** OBJECTIVE **
Read the records below and copy each line that contains "eyes".

** SUPPLIED RECORDS **
++++++++++++++++++++
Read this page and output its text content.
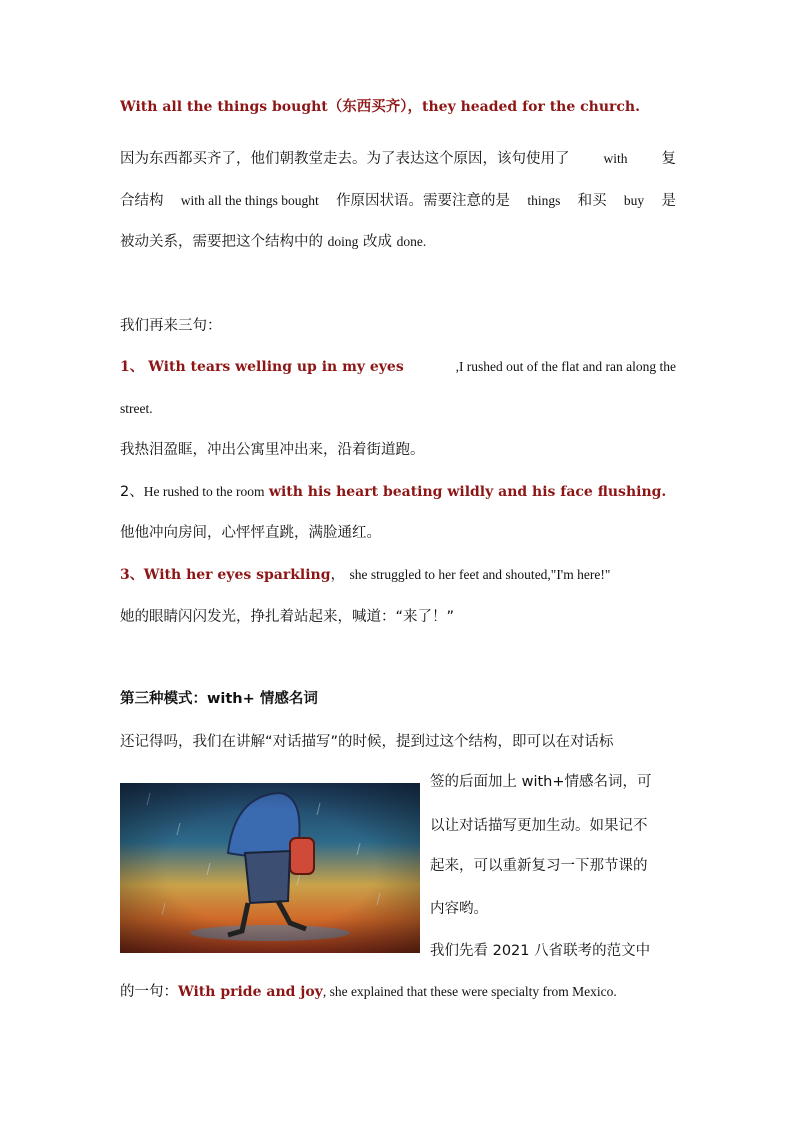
With all the things bought（东西买齐），they headed for the church.
因为东西都买齐了，他们朝教堂走去。为了表达这个原因，该句使用了	with 复
合结构 with all the things bought 作原因状语。需要注意的是 things 和买 buy 是
被动关系，需要把这个结构中的 doing 改成 done.
我们再来三句：
1、 With tears welling up in my eyes	,I rushed out of the flat and ran along the
street.
我热泪盈眶，冲出公寓里冲出来，沿着街道跑。
2、He rushed to the room with his heart beating wildly and his face flushing.
他他冲向房间，心怦怦直跳，满脸通红。
3、With her eyes sparkling， she struggled to her feet and shouted,"I'm here!"
她的眼睛闪闪发光，挣扎着站起来，喊道：“来了！”
第三种模式：with+ 情感名词
还记得吗，我们在讲解“对话描写”的时候，提到过这个结构，即可以在对话标
签的后面加上 with+情感名词，可
以让对话描写更加生动。如果记不
起来，可以重新复习一下那节课的
内容哟。
我们先看 2021 八省联考的范文中
的一句：With pride and joy, she explained that these were specialty from Mexico.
++++++++++++++++++++
** FULL ANSWER **
1、 With tears welling up in my eyes	,I rushed out of the flat and ran along the
3、With her eyes sparkling， she struggled to her feet and shouted,"I'm here!"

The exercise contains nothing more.